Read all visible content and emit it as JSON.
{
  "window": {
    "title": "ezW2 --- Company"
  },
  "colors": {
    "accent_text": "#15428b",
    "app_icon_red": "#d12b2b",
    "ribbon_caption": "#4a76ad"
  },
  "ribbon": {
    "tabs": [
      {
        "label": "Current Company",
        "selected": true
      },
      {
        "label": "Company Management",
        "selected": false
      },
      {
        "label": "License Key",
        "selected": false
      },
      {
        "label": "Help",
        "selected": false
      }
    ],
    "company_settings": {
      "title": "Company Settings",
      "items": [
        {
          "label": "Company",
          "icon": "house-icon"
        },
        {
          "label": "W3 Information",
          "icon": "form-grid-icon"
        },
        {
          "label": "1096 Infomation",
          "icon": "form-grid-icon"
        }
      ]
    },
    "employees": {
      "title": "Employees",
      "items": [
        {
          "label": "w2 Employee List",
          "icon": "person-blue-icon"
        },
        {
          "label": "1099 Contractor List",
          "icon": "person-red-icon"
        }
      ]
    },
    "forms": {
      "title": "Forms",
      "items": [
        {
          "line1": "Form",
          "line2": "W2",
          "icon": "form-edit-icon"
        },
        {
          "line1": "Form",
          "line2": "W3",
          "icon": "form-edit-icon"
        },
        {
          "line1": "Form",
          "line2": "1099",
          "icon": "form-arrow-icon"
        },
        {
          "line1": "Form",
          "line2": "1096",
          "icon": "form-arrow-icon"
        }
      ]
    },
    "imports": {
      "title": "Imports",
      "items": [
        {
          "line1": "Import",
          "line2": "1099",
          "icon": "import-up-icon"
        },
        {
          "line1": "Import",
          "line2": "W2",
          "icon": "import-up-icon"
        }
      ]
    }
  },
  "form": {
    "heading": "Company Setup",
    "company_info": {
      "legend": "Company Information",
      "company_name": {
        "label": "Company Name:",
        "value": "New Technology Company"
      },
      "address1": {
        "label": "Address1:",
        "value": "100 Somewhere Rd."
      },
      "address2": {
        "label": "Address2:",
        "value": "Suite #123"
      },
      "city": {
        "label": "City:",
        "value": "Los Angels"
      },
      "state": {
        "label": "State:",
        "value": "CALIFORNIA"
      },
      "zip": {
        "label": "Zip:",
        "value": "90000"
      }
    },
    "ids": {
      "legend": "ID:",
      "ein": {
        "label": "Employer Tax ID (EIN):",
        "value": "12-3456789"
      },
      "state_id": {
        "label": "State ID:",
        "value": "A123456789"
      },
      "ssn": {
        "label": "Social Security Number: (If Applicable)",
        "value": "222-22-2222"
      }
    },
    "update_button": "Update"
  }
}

◆ Job: Output all of the material exactly as written.

◆ Final result:
Read all visible content and emit it as JSON.
{
  "window": {
    "title": "ezW2 --- Company"
  },
  "colors": {
    "accent_text": "#15428b",
    "app_icon_red": "#d12b2b",
    "ribbon_caption": "#4a76ad"
  },
  "ribbon": {
    "tabs": [
      {
        "label": "Current Company",
        "selected": true
      },
      {
        "label": "Company Management",
        "selected": false
      },
      {
        "label": "License Key",
        "selected": false
      },
      {
        "label": "Help",
        "selected": false
      }
    ],
    "company_settings": {
      "title": "Company Settings",
      "items": [
        {
          "label": "Company",
          "icon": "house-icon"
        },
        {
          "label": "W3 Information",
          "icon": "form-grid-icon"
        },
        {
          "label": "1096 Infomation",
          "icon": "form-grid-icon"
        }
      ]
    },
    "employees": {
      "title": "Employees",
      "items": [
        {
          "label": "w2 Employee List",
          "icon": "person-blue-icon"
        },
        {
          "label": "1099 Contractor List",
          "icon": "person-red-icon"
        }
      ]
    },
    "forms": {
      "title": "Forms",
      "items": [
        {
          "line1": "Form",
          "line2": "W2",
          "icon": "form-edit-icon"
        },
        {
          "line1": "Form",
          "line2": "W3",
          "icon": "form-edit-icon"
        },
        {
          "line1": "Form",
          "line2": "1099",
          "icon": "form-arrow-icon"
        },
        {
          "line1": "Form",
          "line2": "1096",
          "icon": "form-arrow-icon"
        }
      ]
    },
    "imports": {
      "title": "Imports",
      "items": [
        {
          "line1": "Import",
          "line2": "1099",
          "icon": "import-up-icon"
        },
        {
          "line1": "Import",
          "line2": "W2",
          "icon": "import-up-icon"
        }
      ]
    }
  },
  "form": {
    "heading": "Company Setup",
    "company_info": {
      "legend": "Company Information",
      "company_name": {
        "label": "Company Name:",
        "value": "New Technology Company"
      },
      "address1": {
        "label": "Address1:",
        "value": "100 Somewhere Rd."
      },
      "address2": {
        "label": "Address2:",
        "value": "Suite #123"
      },
      "city": {
        "label": "City:",
        "value": "Los Angels"
      },
      "state": {
        "label": "State:",
        "value": "CALIFORNIA"
      },
      "zip": {
        "label": "Zip:",
        "value": "90000"
      }
    },
    "ids": {
      "legend": "ID:",
      "ein": {
        "label": "Employer Tax ID (EIN):",
        "value": "12-3456789"
      },
      "state_id": {
        "label": "State ID:",
        "value": "A123456789"
      },
      "ssn": {
        "label": "Social Security Number: (If Applicable)",
        "value": "222-22-2222"
      }
    },
    "update_button": "Update"
  }
}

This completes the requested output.